Skip the images. Copy the records exactly as written.

Extracted data entries:

[Start]

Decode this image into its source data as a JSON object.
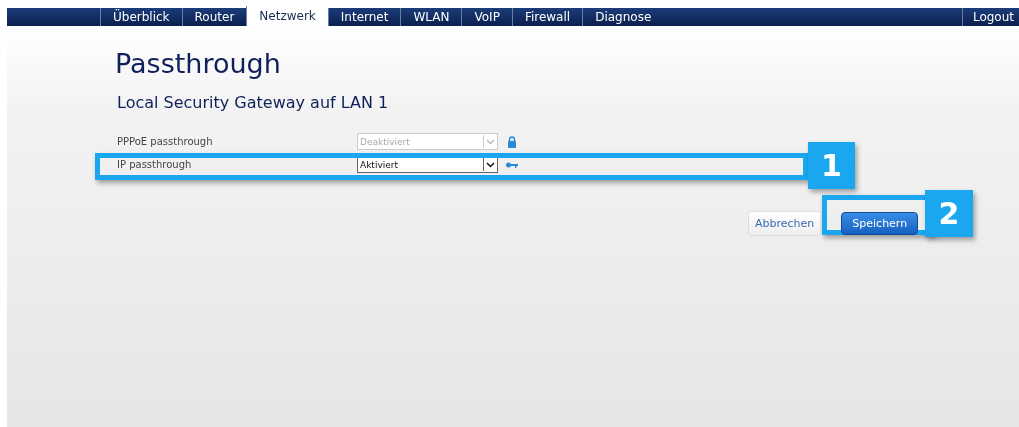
{
  "nav": {
    "tabs": [
      {
        "label": "Überblick",
        "selected": false
      },
      {
        "label": "Router",
        "selected": false
      },
      {
        "label": "Netzwerk",
        "selected": true
      },
      {
        "label": "Internet",
        "selected": false
      },
      {
        "label": "WLAN",
        "selected": false
      },
      {
        "label": "VoIP",
        "selected": false
      },
      {
        "label": "Firewall",
        "selected": false
      },
      {
        "label": "Diagnose",
        "selected": false
      }
    ],
    "logout": "Logout"
  },
  "title": "Passthrough",
  "subtitle": "Local Security Gateway auf LAN 1",
  "settings": [
    {
      "label": "PPPoE passthrough",
      "value": "Deaktiviert",
      "disabled": true,
      "kind": "locked"
    },
    {
      "label": "IP passthrough",
      "value": "Aktiviert",
      "disabled": false,
      "kind": "keyed"
    }
  ],
  "buttons": {
    "cancel": "Abbrechen",
    "save": "Speichern"
  },
  "callouts": [
    {
      "number": "1"
    },
    {
      "number": "2"
    }
  ]
}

[End]

> [TASK OUTPUT]
Decode this image into its source data as a JSON object.
{
  "nav": {
    "tabs": [
      {
        "label": "Überblick",
        "selected": false
      },
      {
        "label": "Router",
        "selected": false
      },
      {
        "label": "Netzwerk",
        "selected": true
      },
      {
        "label": "Internet",
        "selected": false
      },
      {
        "label": "WLAN",
        "selected": false
      },
      {
        "label": "VoIP",
        "selected": false
      },
      {
        "label": "Firewall",
        "selected": false
      },
      {
        "label": "Diagnose",
        "selected": false
      }
    ],
    "logout": "Logout"
  },
  "title": "Passthrough",
  "subtitle": "Local Security Gateway auf LAN 1",
  "settings": [
    {
      "label": "PPPoE passthrough",
      "value": "Deaktiviert",
      "disabled": true,
      "kind": "locked"
    },
    {
      "label": "IP passthrough",
      "value": "Aktiviert",
      "disabled": false,
      "kind": "keyed"
    }
  ],
  "buttons": {
    "cancel": "Abbrechen",
    "save": "Speichern"
  },
  "callouts": [
    {
      "number": "1"
    },
    {
      "number": "2"
    }
  ]
}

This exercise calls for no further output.